• _DO THIS_:
Every line of the material that follows must be printed again exactly.

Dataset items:
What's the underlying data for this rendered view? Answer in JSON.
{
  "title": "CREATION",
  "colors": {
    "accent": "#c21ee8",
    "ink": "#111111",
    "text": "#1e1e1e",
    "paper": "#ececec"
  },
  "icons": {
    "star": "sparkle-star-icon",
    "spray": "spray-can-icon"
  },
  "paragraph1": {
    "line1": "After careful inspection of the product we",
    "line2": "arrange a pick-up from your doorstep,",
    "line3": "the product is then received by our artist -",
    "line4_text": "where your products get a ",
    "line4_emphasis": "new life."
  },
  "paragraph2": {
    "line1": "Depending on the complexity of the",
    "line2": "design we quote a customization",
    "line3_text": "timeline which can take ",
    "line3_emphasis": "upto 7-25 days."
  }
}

• _SOLUTION TO THIS TASK_:
What's the underlying data for this rendered view? Answer in JSON.
{
  "title": "CREATION",
  "colors": {
    "accent": "#c21ee8",
    "ink": "#111111",
    "text": "#1e1e1e",
    "paper": "#ececec"
  },
  "icons": {
    "star": "sparkle-star-icon",
    "spray": "spray-can-icon"
  },
  "paragraph1": {
    "line1": "After careful inspection of the product we",
    "line2": "arrange a pick-up from your doorstep,",
    "line3": "the product is then received by our artist -",
    "line4_text": "where your products get a ",
    "line4_emphasis": "new life."
  },
  "paragraph2": {
    "line1": "Depending on the complexity of the",
    "line2": "design we quote a customization",
    "line3_text": "timeline which can take ",
    "line3_emphasis": "upto 7-25 days."
  }
}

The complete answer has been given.